▶ **DIRECTION**: Copy word for word the lines in the items below, starting with the line that contains "card-body-line: 300 – 1,000 THB. bbox=[104, 677, 273, 700]" and going on through the line that contains "note-text: Costs vary".

◆ ◆ ◆ ◆ ◆ ◆ ◆

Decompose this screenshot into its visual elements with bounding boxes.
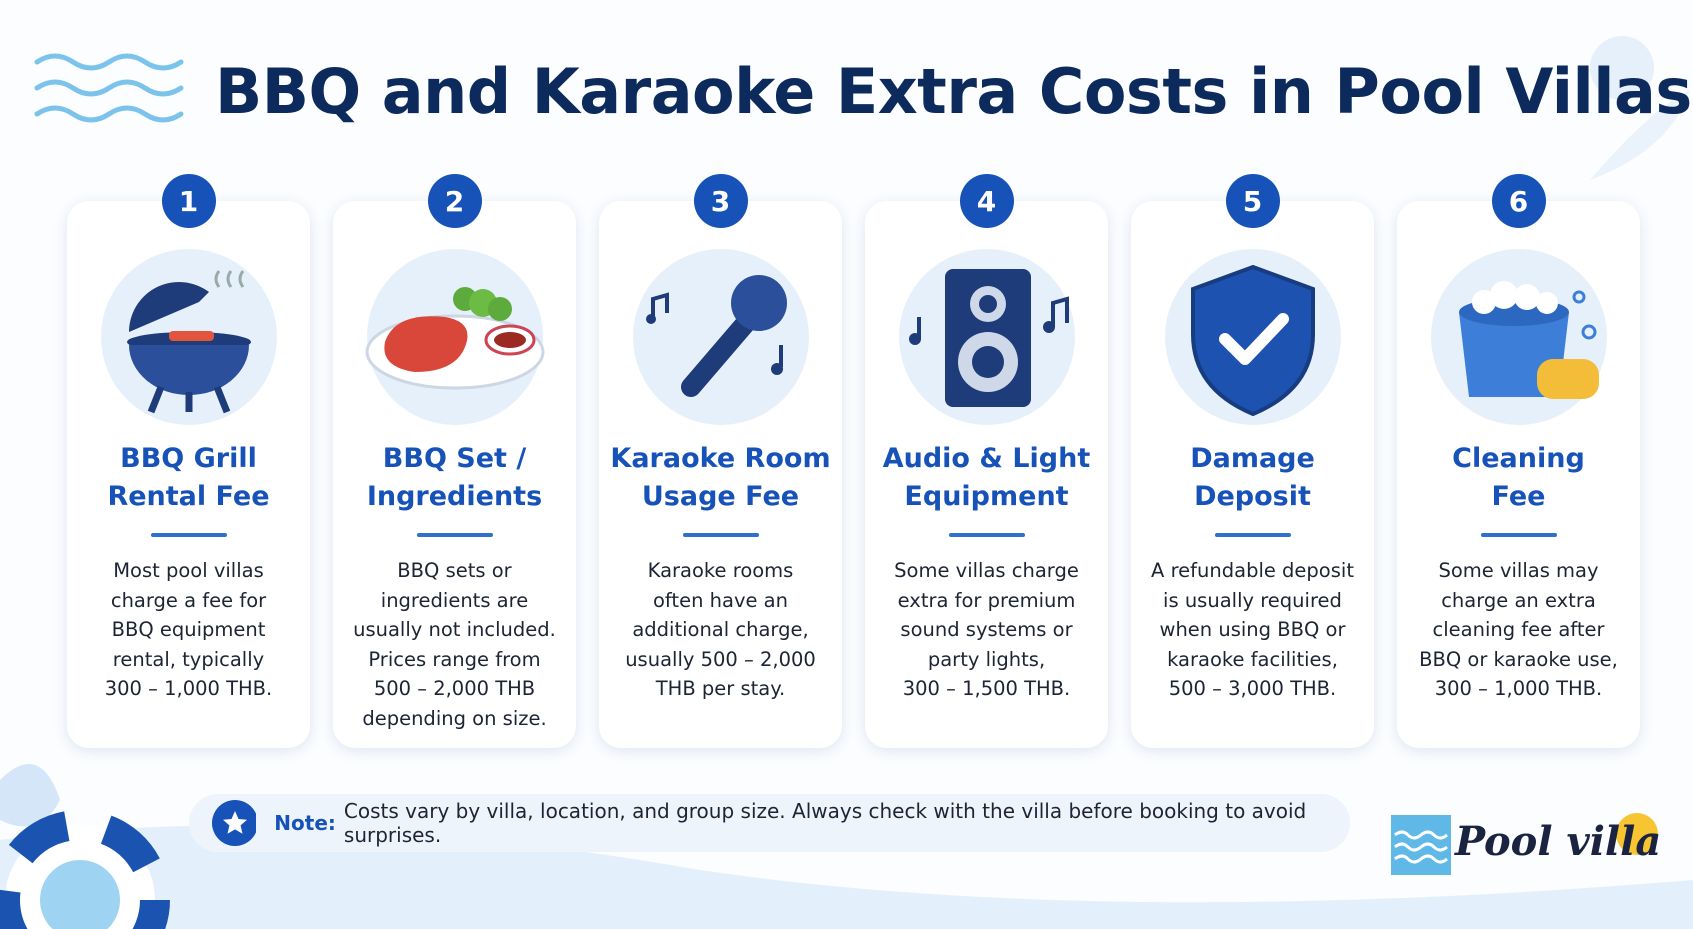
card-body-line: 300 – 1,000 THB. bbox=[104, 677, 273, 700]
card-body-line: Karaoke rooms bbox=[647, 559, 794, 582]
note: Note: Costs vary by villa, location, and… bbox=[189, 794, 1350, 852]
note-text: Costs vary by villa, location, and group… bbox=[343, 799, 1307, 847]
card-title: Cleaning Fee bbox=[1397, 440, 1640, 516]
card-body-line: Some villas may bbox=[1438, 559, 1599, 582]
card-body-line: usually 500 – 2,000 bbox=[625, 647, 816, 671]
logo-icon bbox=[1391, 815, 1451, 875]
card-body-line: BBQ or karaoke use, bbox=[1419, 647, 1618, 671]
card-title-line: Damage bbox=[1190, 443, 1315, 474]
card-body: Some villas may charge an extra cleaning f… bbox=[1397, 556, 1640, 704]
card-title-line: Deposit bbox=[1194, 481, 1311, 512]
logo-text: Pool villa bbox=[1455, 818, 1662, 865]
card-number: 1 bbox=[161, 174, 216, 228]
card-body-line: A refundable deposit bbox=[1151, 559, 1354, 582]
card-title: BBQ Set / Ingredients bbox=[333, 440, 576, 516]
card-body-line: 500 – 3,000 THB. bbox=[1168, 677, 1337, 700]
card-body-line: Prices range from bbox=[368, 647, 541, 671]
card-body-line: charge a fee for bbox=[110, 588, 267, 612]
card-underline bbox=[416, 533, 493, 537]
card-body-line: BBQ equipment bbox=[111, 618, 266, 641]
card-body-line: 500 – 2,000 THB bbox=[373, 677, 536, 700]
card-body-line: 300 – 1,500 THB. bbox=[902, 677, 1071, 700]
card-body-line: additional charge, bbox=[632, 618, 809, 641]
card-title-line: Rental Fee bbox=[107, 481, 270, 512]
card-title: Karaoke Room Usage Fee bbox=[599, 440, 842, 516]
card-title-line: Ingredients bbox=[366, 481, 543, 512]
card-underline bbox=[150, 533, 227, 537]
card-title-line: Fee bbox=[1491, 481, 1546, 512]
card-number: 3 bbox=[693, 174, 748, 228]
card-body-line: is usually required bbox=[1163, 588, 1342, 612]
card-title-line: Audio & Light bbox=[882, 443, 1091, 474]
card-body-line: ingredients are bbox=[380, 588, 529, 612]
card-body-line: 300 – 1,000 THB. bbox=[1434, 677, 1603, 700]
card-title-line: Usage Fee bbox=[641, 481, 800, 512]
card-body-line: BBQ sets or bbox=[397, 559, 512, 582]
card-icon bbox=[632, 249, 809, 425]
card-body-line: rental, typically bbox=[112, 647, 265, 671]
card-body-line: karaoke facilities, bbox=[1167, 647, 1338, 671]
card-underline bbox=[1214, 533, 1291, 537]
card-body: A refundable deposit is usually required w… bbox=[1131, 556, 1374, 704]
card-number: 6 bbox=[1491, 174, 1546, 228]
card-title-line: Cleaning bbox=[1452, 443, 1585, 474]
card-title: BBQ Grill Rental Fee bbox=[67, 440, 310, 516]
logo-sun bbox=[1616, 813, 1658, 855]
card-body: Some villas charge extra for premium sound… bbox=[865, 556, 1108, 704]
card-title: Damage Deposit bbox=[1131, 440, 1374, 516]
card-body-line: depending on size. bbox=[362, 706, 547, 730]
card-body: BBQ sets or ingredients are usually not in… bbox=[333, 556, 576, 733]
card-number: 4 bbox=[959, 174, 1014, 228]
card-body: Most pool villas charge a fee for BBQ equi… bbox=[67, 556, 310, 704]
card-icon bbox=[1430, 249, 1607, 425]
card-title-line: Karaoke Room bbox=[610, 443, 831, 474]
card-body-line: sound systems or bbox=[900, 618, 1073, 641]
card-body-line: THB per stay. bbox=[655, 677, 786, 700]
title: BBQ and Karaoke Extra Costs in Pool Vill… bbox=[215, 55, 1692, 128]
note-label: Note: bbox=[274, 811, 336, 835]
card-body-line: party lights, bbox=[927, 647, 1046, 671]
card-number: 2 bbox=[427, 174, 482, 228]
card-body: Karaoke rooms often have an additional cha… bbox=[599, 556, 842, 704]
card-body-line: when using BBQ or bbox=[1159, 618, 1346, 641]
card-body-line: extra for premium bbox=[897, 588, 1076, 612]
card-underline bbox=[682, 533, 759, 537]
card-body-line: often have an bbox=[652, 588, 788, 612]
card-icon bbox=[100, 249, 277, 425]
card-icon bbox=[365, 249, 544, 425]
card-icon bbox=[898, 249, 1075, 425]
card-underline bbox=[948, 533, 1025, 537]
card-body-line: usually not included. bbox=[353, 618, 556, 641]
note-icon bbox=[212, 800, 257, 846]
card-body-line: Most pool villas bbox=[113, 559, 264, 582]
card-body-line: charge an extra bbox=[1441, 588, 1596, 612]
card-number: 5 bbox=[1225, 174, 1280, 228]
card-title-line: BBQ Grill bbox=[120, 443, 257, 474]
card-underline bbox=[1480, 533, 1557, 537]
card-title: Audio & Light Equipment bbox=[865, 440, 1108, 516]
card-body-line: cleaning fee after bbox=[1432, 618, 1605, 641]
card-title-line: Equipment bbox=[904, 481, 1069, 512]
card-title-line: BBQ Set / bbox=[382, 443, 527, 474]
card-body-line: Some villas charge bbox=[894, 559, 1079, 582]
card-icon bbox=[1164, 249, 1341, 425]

◆ ◆ ◆ ◆ ◆ ◆ ◆

▶ **RESULT OF THIS TASK**:
card-body-line: 300 – 1,000 THB. bbox=[104, 677, 273, 700]
card-body-line: Karaoke rooms bbox=[647, 559, 794, 582]
note: Note: Costs vary by villa, location, and… bbox=[189, 794, 1350, 852]
note-text: Costs vary by villa, location, and group… bbox=[343, 799, 1307, 847]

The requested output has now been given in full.